Data entries:

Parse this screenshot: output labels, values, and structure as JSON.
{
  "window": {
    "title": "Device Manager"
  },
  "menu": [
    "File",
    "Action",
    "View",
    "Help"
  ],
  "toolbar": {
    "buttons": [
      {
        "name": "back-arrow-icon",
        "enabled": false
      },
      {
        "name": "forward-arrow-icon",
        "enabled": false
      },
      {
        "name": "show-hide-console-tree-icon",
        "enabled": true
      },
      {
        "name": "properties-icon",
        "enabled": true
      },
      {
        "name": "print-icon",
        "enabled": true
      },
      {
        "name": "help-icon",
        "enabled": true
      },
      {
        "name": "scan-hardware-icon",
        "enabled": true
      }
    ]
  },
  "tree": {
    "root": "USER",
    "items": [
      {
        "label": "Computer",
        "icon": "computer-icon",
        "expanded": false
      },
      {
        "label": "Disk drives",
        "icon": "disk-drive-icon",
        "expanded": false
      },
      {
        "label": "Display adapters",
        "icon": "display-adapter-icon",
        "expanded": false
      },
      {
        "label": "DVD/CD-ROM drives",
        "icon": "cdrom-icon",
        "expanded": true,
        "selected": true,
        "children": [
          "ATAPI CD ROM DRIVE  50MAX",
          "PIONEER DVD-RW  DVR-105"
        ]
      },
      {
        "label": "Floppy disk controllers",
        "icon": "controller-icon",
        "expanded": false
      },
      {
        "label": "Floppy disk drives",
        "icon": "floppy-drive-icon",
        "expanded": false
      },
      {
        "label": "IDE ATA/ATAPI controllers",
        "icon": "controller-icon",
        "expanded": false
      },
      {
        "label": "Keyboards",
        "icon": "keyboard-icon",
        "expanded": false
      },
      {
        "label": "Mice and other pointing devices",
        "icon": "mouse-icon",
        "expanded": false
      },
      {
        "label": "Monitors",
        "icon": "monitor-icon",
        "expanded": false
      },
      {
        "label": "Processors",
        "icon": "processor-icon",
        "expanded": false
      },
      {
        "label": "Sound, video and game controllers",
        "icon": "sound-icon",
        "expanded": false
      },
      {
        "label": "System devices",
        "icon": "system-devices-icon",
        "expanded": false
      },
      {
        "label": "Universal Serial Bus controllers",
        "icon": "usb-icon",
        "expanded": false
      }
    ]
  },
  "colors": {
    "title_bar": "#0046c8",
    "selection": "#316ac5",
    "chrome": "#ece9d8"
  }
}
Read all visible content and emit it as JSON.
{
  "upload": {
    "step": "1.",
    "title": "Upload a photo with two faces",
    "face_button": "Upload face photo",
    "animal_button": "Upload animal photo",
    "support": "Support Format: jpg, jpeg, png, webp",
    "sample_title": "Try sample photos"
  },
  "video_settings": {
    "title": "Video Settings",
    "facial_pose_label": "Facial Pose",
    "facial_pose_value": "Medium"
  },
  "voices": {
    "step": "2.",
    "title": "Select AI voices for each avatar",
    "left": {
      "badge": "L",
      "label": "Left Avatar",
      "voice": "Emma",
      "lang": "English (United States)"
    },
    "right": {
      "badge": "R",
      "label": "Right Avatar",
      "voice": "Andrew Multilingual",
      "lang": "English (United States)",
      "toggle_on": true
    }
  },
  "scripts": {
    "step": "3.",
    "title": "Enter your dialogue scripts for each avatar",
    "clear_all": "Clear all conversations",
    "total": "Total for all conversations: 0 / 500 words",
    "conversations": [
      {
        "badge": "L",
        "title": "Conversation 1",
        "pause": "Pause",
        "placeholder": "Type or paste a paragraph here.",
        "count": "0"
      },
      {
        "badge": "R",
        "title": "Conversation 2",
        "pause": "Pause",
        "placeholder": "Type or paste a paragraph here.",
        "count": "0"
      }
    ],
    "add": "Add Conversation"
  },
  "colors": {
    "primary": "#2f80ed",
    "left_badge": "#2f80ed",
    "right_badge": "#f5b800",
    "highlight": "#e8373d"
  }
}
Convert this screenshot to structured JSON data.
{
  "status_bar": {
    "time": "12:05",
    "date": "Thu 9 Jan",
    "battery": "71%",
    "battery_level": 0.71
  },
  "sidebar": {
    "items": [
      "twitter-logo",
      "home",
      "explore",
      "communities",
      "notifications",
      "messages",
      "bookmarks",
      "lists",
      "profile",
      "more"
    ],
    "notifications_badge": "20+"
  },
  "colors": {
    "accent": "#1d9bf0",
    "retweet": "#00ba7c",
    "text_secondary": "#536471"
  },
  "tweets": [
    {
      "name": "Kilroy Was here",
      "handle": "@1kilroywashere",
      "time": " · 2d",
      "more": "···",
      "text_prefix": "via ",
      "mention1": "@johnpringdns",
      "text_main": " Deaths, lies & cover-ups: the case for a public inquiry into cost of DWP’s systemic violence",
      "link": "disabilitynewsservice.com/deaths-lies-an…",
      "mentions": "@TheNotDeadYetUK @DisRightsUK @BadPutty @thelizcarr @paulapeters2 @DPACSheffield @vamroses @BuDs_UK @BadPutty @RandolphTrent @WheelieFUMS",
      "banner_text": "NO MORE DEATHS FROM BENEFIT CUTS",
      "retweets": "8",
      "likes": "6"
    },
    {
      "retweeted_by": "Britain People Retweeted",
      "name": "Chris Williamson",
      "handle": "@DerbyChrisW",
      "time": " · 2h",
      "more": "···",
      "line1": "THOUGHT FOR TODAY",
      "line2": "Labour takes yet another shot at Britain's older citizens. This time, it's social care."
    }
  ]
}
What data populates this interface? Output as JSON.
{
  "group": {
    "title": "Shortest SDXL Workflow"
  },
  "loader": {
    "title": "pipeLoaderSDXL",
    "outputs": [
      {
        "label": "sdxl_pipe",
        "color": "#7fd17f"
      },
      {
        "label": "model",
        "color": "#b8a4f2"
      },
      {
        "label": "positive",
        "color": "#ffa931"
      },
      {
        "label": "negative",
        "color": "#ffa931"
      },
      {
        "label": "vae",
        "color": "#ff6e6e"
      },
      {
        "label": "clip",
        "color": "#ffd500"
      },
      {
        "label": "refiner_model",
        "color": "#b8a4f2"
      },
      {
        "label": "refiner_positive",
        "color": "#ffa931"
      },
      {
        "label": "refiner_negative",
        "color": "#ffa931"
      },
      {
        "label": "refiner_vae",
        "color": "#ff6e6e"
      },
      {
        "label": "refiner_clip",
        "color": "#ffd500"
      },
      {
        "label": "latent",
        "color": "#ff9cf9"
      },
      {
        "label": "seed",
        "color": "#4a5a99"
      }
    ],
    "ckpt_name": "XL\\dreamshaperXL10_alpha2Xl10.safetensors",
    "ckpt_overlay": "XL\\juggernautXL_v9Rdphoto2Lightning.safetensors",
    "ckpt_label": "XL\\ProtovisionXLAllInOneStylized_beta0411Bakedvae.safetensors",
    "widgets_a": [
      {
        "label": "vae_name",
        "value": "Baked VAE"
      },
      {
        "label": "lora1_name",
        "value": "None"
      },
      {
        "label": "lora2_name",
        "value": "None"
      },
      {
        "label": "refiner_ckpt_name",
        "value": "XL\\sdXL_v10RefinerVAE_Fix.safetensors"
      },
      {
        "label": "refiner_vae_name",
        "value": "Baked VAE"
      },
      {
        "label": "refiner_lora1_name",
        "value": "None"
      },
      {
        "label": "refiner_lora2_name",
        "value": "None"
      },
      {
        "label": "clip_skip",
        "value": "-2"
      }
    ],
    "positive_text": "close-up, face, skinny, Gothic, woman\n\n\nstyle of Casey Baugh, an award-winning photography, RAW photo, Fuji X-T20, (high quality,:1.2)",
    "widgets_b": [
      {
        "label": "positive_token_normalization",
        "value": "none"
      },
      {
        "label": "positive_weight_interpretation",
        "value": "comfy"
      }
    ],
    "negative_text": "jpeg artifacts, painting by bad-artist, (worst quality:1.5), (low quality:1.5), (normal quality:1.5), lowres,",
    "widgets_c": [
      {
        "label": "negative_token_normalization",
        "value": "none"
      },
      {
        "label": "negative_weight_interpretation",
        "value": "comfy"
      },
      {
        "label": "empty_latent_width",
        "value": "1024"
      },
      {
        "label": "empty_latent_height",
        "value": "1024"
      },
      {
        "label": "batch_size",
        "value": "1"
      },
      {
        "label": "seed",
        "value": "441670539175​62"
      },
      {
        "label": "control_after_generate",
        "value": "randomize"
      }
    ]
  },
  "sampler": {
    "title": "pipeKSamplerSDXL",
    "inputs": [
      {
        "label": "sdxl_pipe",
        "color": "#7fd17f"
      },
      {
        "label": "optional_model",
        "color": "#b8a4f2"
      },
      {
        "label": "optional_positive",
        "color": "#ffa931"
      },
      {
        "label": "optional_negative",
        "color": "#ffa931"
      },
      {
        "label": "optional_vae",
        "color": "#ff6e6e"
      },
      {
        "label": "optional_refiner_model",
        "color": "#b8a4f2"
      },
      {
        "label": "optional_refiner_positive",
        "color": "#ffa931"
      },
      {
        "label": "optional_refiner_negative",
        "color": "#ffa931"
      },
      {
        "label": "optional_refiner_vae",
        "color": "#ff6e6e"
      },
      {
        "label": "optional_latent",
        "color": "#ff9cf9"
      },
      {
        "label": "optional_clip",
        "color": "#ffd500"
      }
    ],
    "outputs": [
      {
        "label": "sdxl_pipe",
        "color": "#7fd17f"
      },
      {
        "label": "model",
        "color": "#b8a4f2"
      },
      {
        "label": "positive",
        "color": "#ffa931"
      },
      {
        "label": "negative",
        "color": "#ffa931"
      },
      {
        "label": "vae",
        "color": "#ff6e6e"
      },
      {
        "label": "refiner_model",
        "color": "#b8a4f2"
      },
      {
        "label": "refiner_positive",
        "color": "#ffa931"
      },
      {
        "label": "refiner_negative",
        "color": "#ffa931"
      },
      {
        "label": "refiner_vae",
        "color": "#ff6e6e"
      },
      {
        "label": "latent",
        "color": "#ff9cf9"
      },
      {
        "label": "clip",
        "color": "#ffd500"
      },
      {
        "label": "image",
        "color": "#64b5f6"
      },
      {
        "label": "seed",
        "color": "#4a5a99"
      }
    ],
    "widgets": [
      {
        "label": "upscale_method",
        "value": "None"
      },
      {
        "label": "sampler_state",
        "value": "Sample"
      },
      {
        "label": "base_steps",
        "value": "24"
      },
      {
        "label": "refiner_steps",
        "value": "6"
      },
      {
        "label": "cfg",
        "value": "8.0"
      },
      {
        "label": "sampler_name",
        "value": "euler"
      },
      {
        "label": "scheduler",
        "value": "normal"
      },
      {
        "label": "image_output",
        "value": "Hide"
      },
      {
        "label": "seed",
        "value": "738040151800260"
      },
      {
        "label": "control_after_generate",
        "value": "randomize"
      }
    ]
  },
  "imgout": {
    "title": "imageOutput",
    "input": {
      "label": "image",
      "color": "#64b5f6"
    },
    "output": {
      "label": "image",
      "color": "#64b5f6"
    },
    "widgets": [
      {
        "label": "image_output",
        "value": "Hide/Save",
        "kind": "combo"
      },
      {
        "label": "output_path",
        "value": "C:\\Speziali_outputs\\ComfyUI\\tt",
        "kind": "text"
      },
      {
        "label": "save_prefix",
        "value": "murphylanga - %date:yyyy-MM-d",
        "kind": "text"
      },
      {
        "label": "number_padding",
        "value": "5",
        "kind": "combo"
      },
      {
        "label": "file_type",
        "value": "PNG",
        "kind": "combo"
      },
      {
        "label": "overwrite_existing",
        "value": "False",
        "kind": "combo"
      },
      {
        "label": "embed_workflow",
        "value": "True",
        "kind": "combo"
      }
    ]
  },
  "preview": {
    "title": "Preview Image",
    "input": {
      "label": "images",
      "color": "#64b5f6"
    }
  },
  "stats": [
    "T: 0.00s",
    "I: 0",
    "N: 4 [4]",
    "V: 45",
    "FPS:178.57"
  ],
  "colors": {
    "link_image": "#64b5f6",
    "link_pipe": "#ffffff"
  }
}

(Problem description): List all lines holding the string "arrow".

(Task output):
        "name": "back-arrow-icon",
        "name": "forward-arrow-icon",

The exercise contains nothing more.